_Requirements_. Go through the records underneath and write each one out again exactly.

_Dataset_.
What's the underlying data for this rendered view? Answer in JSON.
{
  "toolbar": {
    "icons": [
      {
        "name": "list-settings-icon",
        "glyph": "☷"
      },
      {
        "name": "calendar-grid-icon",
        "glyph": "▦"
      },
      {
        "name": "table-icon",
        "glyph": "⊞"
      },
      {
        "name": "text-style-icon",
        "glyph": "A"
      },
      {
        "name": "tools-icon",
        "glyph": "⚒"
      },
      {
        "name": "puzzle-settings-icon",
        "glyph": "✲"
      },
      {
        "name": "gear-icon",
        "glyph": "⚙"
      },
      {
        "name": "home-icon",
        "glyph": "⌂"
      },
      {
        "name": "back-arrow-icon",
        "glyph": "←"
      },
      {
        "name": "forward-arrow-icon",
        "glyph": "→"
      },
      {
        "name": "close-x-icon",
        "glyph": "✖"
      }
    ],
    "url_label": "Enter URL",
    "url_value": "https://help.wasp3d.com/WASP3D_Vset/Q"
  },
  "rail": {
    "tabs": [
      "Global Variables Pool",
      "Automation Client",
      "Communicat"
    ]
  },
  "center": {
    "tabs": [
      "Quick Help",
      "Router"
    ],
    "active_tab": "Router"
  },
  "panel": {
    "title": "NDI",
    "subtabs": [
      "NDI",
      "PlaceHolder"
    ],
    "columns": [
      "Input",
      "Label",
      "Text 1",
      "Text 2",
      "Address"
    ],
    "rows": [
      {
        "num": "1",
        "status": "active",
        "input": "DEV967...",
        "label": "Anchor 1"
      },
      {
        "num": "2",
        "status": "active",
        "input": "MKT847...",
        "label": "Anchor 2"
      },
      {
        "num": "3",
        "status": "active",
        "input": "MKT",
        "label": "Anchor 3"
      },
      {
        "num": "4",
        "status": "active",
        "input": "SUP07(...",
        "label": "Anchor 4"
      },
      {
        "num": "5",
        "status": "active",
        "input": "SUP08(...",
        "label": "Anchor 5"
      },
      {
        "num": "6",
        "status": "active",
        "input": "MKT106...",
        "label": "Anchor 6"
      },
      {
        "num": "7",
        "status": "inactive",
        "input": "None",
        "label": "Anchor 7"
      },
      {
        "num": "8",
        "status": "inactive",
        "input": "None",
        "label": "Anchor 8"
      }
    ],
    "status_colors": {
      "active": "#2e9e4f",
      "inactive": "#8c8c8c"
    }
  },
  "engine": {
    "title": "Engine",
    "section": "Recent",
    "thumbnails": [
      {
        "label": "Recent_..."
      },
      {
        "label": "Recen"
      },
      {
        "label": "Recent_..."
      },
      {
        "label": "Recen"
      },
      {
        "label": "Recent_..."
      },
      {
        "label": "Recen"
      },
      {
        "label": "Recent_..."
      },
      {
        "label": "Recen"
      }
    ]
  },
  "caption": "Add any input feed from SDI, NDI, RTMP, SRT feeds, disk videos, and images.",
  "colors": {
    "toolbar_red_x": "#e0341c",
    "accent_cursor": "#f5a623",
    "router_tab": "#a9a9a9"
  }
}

_Task response_.
What's the underlying data for this rendered view? Answer in JSON.
{
  "toolbar": {
    "icons": [
      {
        "name": "list-settings-icon",
        "glyph": "☷"
      },
      {
        "name": "calendar-grid-icon",
        "glyph": "▦"
      },
      {
        "name": "table-icon",
        "glyph": "⊞"
      },
      {
        "name": "text-style-icon",
        "glyph": "A"
      },
      {
        "name": "tools-icon",
        "glyph": "⚒"
      },
      {
        "name": "puzzle-settings-icon",
        "glyph": "✲"
      },
      {
        "name": "gear-icon",
        "glyph": "⚙"
      },
      {
        "name": "home-icon",
        "glyph": "⌂"
      },
      {
        "name": "back-arrow-icon",
        "glyph": "←"
      },
      {
        "name": "forward-arrow-icon",
        "glyph": "→"
      },
      {
        "name": "close-x-icon",
        "glyph": "✖"
      }
    ],
    "url_label": "Enter URL",
    "url_value": "https://help.wasp3d.com/WASP3D_Vset/Q"
  },
  "rail": {
    "tabs": [
      "Global Variables Pool",
      "Automation Client",
      "Communicat"
    ]
  },
  "center": {
    "tabs": [
      "Quick Help",
      "Router"
    ],
    "active_tab": "Router"
  },
  "panel": {
    "title": "NDI",
    "subtabs": [
      "NDI",
      "PlaceHolder"
    ],
    "columns": [
      "Input",
      "Label",
      "Text 1",
      "Text 2",
      "Address"
    ],
    "rows": [
      {
        "num": "1",
        "status": "active",
        "input": "DEV967...",
        "label": "Anchor 1"
      },
      {
        "num": "2",
        "status": "active",
        "input": "MKT847...",
        "label": "Anchor 2"
      },
      {
        "num": "3",
        "status": "active",
        "input": "MKT",
        "label": "Anchor 3"
      },
      {
        "num": "4",
        "status": "active",
        "input": "SUP07(...",
        "label": "Anchor 4"
      },
      {
        "num": "5",
        "status": "active",
        "input": "SUP08(...",
        "label": "Anchor 5"
      },
      {
        "num": "6",
        "status": "active",
        "input": "MKT106...",
        "label": "Anchor 6"
      },
      {
        "num": "7",
        "status": "inactive",
        "input": "None",
        "label": "Anchor 7"
      },
      {
        "num": "8",
        "status": "inactive",
        "input": "None",
        "label": "Anchor 8"
      }
    ],
    "status_colors": {
      "active": "#2e9e4f",
      "inactive": "#8c8c8c"
    }
  },
  "engine": {
    "title": "Engine",
    "section": "Recent",
    "thumbnails": [
      {
        "label": "Recent_..."
      },
      {
        "label": "Recen"
      },
      {
        "label": "Recent_..."
      },
      {
        "label": "Recen"
      },
      {
        "label": "Recent_..."
      },
      {
        "label": "Recen"
      },
      {
        "label": "Recent_..."
      },
      {
        "label": "Recen"
      }
    ]
  },
  "caption": "Add any input feed from SDI, NDI, RTMP, SRT feeds, disk videos, and images.",
  "colors": {
    "toolbar_red_x": "#e0341c",
    "accent_cursor": "#f5a623",
    "router_tab": "#a9a9a9"
  }
}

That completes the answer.